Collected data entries

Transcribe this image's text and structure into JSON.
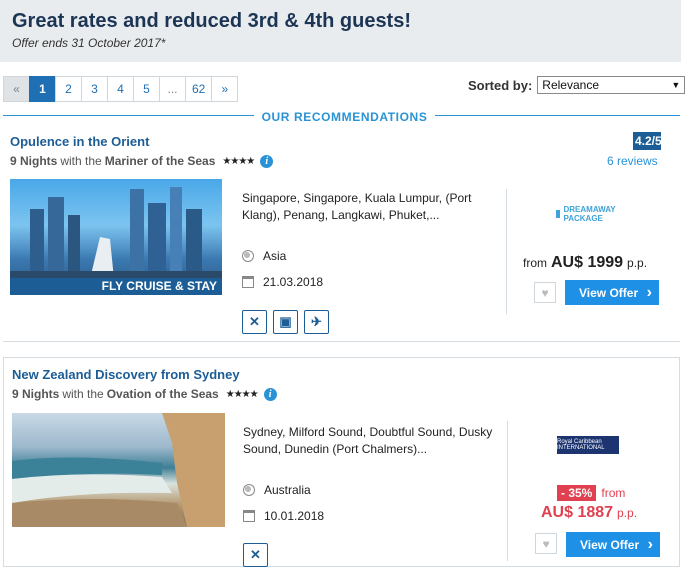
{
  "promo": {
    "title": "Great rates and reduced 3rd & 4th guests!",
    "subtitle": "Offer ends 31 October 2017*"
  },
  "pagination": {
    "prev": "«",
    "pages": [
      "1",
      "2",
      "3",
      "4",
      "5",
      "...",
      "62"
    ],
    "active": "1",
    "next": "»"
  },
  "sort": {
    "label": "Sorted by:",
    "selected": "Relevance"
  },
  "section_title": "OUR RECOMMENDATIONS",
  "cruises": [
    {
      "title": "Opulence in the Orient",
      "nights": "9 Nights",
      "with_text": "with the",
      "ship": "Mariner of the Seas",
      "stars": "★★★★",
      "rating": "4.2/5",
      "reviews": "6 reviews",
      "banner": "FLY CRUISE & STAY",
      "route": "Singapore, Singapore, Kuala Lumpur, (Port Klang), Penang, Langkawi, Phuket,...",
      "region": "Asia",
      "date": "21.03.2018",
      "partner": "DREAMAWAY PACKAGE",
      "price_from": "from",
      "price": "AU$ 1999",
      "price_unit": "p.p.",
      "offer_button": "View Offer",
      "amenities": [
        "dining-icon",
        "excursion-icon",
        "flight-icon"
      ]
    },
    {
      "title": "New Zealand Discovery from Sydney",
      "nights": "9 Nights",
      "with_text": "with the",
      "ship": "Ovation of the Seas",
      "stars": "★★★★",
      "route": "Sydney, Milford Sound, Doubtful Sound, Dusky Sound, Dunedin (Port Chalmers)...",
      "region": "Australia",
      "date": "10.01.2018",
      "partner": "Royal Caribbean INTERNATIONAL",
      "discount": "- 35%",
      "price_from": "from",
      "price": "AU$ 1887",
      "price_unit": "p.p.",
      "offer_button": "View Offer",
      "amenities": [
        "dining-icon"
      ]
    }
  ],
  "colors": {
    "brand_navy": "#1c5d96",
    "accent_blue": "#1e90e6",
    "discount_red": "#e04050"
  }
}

* * *

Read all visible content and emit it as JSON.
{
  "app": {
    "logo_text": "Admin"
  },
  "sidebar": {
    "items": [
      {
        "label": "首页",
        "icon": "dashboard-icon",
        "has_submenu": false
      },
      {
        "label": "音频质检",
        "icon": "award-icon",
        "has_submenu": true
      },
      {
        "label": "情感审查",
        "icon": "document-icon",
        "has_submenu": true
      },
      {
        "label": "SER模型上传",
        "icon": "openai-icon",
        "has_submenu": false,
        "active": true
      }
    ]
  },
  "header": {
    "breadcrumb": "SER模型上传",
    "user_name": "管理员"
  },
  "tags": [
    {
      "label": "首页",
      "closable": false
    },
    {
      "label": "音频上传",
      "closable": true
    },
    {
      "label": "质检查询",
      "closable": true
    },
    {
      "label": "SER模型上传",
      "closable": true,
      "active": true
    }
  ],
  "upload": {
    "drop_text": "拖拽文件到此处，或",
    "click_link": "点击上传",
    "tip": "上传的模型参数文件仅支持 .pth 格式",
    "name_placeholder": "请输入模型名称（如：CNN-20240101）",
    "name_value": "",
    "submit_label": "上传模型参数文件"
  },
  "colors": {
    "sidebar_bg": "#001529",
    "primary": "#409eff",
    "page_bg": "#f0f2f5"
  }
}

◆ Stated problem ◆
Look through the entries above and report each line where the string "Seas" occurs.

◆ Complete response ◆
      "ship": "Mariner of the Seas",
      "ship": "Ovation of the Seas",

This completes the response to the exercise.